- _Exercise directions_: Could you update the rows below by replacing every "plot-area" with "chart-area" and leaving everything else unchanged?

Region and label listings
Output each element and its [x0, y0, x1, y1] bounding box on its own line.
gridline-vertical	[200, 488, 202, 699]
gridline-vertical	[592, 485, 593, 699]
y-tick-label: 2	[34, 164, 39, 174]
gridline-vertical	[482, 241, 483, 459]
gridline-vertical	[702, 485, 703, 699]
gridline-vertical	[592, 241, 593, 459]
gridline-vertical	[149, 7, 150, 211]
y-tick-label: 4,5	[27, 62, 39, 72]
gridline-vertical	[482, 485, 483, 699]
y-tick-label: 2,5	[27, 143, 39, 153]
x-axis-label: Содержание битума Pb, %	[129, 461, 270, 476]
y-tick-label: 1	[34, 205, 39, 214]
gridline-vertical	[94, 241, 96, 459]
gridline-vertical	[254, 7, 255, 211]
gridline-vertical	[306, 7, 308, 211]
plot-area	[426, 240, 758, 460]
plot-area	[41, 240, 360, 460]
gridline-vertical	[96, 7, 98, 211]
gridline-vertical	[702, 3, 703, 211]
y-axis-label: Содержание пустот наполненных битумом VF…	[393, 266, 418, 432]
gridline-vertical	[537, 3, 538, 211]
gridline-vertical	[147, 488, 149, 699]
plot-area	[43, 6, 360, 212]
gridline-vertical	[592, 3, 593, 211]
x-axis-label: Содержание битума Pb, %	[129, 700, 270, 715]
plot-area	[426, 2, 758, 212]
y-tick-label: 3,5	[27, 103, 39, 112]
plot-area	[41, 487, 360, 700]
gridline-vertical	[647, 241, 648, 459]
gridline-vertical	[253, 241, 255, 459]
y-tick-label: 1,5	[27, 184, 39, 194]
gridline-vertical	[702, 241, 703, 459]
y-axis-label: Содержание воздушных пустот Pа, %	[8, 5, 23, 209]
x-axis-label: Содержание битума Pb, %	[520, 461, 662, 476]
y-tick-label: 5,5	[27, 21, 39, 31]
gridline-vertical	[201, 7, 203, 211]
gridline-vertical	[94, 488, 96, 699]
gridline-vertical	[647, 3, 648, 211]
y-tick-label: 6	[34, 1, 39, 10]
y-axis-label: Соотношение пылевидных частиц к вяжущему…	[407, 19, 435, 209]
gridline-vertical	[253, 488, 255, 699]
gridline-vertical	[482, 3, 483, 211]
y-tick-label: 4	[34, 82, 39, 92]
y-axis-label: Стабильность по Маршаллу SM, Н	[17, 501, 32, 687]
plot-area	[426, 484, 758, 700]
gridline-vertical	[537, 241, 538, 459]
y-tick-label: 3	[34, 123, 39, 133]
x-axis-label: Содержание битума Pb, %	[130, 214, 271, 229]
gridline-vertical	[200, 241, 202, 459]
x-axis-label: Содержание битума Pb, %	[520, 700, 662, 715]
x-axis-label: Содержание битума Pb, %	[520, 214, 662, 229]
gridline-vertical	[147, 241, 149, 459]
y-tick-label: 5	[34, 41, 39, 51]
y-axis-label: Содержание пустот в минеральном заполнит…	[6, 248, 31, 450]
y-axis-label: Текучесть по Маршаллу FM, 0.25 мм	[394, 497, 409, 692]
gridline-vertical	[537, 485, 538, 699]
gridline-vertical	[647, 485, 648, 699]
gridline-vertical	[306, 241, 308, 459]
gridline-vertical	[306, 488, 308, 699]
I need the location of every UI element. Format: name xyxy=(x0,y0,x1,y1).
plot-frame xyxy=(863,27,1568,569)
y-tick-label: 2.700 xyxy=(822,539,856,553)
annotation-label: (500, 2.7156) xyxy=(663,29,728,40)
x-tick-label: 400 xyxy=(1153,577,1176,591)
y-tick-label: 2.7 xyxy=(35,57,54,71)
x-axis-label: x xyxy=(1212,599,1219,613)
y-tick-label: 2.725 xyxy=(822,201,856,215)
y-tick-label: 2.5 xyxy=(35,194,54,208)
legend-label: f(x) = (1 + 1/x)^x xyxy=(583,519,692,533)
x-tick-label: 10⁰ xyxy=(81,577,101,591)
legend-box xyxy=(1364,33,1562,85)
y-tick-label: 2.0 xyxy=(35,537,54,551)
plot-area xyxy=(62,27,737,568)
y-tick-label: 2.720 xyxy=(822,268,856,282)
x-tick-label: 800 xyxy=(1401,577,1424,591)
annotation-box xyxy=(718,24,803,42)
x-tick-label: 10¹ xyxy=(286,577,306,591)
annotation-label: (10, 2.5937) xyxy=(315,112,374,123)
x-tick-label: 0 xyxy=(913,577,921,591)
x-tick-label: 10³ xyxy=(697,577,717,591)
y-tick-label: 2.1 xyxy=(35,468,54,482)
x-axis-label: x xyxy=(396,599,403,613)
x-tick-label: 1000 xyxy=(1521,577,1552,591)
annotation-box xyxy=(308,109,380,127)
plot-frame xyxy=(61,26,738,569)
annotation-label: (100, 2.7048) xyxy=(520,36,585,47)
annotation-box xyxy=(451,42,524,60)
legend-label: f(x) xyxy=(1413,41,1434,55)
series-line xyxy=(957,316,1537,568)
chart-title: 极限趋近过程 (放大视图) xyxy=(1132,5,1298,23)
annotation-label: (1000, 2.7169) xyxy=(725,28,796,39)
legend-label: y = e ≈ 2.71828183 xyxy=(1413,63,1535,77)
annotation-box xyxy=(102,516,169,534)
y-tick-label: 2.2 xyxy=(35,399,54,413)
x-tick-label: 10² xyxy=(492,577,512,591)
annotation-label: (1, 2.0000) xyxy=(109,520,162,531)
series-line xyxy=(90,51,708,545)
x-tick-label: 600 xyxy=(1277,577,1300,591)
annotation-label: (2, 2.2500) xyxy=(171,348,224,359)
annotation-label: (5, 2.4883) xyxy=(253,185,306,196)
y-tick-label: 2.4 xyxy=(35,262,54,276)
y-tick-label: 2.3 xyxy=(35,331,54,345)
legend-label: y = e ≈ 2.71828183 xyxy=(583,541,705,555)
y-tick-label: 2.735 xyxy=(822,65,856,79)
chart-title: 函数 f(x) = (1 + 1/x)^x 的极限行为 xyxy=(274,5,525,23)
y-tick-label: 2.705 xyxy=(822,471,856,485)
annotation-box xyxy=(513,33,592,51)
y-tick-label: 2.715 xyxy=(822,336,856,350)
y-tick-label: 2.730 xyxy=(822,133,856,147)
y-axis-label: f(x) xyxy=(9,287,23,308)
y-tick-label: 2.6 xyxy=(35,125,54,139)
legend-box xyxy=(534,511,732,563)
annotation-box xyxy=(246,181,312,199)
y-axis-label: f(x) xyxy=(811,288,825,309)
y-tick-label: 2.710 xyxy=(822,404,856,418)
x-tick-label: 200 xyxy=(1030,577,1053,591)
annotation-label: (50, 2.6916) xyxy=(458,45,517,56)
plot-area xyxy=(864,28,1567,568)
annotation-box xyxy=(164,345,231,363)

- _Solution for this exercise_:
Output each element and its [x0, y0, x1, y1] bounding box on its own line.
gridline-vertical	[200, 488, 202, 699]
gridline-vertical	[592, 485, 593, 699]
y-tick-label: 2	[34, 164, 39, 174]
gridline-vertical	[482, 241, 483, 459]
gridline-vertical	[702, 485, 703, 699]
gridline-vertical	[592, 241, 593, 459]
gridline-vertical	[149, 7, 150, 211]
y-tick-label: 4,5	[27, 62, 39, 72]
gridline-vertical	[482, 485, 483, 699]
y-tick-label: 2,5	[27, 143, 39, 153]
x-axis-label: Содержание битума Pb, %	[129, 461, 270, 476]
y-tick-label: 1	[34, 205, 39, 214]
gridline-vertical	[94, 241, 96, 459]
gridline-vertical	[254, 7, 255, 211]
gridline-vertical	[306, 7, 308, 211]
chart-area	[426, 240, 758, 460]
chart-area	[41, 240, 360, 460]
gridline-vertical	[96, 7, 98, 211]
gridline-vertical	[702, 3, 703, 211]
y-axis-label: Содержание пустот наполненных битумом VF…	[393, 266, 418, 432]
gridline-vertical	[537, 3, 538, 211]
gridline-vertical	[147, 488, 149, 699]
chart-area	[43, 6, 360, 212]
gridline-vertical	[592, 3, 593, 211]
x-axis-label: Содержание битума Pb, %	[129, 700, 270, 715]
chart-area	[426, 2, 758, 212]
y-tick-label: 3,5	[27, 103, 39, 112]
chart-area	[41, 487, 360, 700]
gridline-vertical	[647, 241, 648, 459]
gridline-vertical	[253, 241, 255, 459]
y-tick-label: 1,5	[27, 184, 39, 194]
gridline-vertical	[702, 241, 703, 459]
y-axis-label: Содержание воздушных пустот Pа, %	[8, 5, 23, 209]
x-axis-label: Содержание битума Pb, %	[520, 461, 662, 476]
y-tick-label: 5,5	[27, 21, 39, 31]
gridline-vertical	[201, 7, 203, 211]
gridline-vertical	[94, 488, 96, 699]
gridline-vertical	[647, 3, 648, 211]
y-tick-label: 6	[34, 1, 39, 10]
y-axis-label: Соотношение пылевидных частиц к вяжущему…	[407, 19, 435, 209]
gridline-vertical	[253, 488, 255, 699]
gridline-vertical	[482, 3, 483, 211]
y-tick-label: 4	[34, 82, 39, 92]
y-axis-label: Стабильность по Маршаллу SM, Н	[17, 501, 32, 687]
chart-area	[426, 484, 758, 700]
gridline-vertical	[537, 241, 538, 459]
y-tick-label: 3	[34, 123, 39, 133]
x-axis-label: Содержание битума Pb, %	[130, 214, 271, 229]
gridline-vertical	[200, 241, 202, 459]
x-axis-label: Содержание битума Pb, %	[520, 700, 662, 715]
x-axis-label: Содержание битума Pb, %	[520, 214, 662, 229]
gridline-vertical	[147, 241, 149, 459]
y-tick-label: 5	[34, 41, 39, 51]
y-axis-label: Содержание пустот в минеральном заполнит…	[6, 248, 31, 450]
y-axis-label: Текучесть по Маршаллу FM, 0.25 мм	[394, 497, 409, 692]
gridline-vertical	[537, 485, 538, 699]
gridline-vertical	[647, 485, 648, 699]
gridline-vertical	[306, 241, 308, 459]
gridline-vertical	[306, 488, 308, 699]
I need the location of every UI element. Format: name xyxy=(x0,y0,x1,y1).
plot-frame xyxy=(863,27,1568,569)
y-tick-label: 2.700 xyxy=(822,539,856,553)
annotation-label: (500, 2.7156) xyxy=(663,29,728,40)
x-tick-label: 400 xyxy=(1153,577,1176,591)
y-tick-label: 2.7 xyxy=(35,57,54,71)
x-axis-label: x xyxy=(1212,599,1219,613)
y-tick-label: 2.725 xyxy=(822,201,856,215)
y-tick-label: 2.5 xyxy=(35,194,54,208)
legend-label: f(x) = (1 + 1/x)^x xyxy=(583,519,692,533)
x-tick-label: 10⁰ xyxy=(81,577,101,591)
legend-box xyxy=(1364,33,1562,85)
y-tick-label: 2.0 xyxy=(35,537,54,551)
chart-area xyxy=(62,27,737,568)
y-tick-label: 2.720 xyxy=(822,268,856,282)
x-tick-label: 800 xyxy=(1401,577,1424,591)
annotation-box xyxy=(718,24,803,42)
x-tick-label: 10¹ xyxy=(286,577,306,591)
annotation-label: (10, 2.5937) xyxy=(315,112,374,123)
x-tick-label: 0 xyxy=(913,577,921,591)
x-tick-label: 10³ xyxy=(697,577,717,591)
y-tick-label: 2.1 xyxy=(35,468,54,482)
x-axis-label: x xyxy=(396,599,403,613)
x-tick-label: 1000 xyxy=(1521,577,1552,591)
annotation-box xyxy=(308,109,380,127)
plot-frame xyxy=(61,26,738,569)
annotation-label: (100, 2.7048) xyxy=(520,36,585,47)
annotation-box xyxy=(451,42,524,60)
legend-label: f(x) xyxy=(1413,41,1434,55)
series-line xyxy=(957,316,1537,568)
chart-title: 极限趋近过程 (放大视图) xyxy=(1132,5,1298,23)
annotation-label: (1000, 2.7169) xyxy=(725,28,796,39)
legend-label: y = e ≈ 2.71828183 xyxy=(1413,63,1535,77)
annotation-box xyxy=(102,516,169,534)
y-tick-label: 2.2 xyxy=(35,399,54,413)
x-tick-label: 10² xyxy=(492,577,512,591)
annotation-label: (1, 2.0000) xyxy=(109,520,162,531)
series-line xyxy=(90,51,708,545)
x-tick-label: 600 xyxy=(1277,577,1300,591)
annotation-label: (2, 2.2500) xyxy=(171,348,224,359)
annotation-label: (5, 2.4883) xyxy=(253,185,306,196)
y-tick-label: 2.4 xyxy=(35,262,54,276)
y-tick-label: 2.3 xyxy=(35,331,54,345)
legend-label: y = e ≈ 2.71828183 xyxy=(583,541,705,555)
y-tick-label: 2.735 xyxy=(822,65,856,79)
chart-title: 函数 f(x) = (1 + 1/x)^x 的极限行为 xyxy=(274,5,525,23)
y-tick-label: 2.705 xyxy=(822,471,856,485)
annotation-box xyxy=(513,33,592,51)
y-tick-label: 2.715 xyxy=(822,336,856,350)
y-tick-label: 2.730 xyxy=(822,133,856,147)
y-axis-label: f(x) xyxy=(9,287,23,308)
y-tick-label: 2.6 xyxy=(35,125,54,139)
legend-box xyxy=(534,511,732,563)
annotation-box xyxy=(246,181,312,199)
y-axis-label: f(x) xyxy=(811,288,825,309)
y-tick-label: 2.710 xyxy=(822,404,856,418)
x-tick-label: 200 xyxy=(1030,577,1053,591)
annotation-label: (50, 2.6916) xyxy=(458,45,517,56)
chart-area xyxy=(864,28,1567,568)
annotation-box xyxy=(164,345,231,363)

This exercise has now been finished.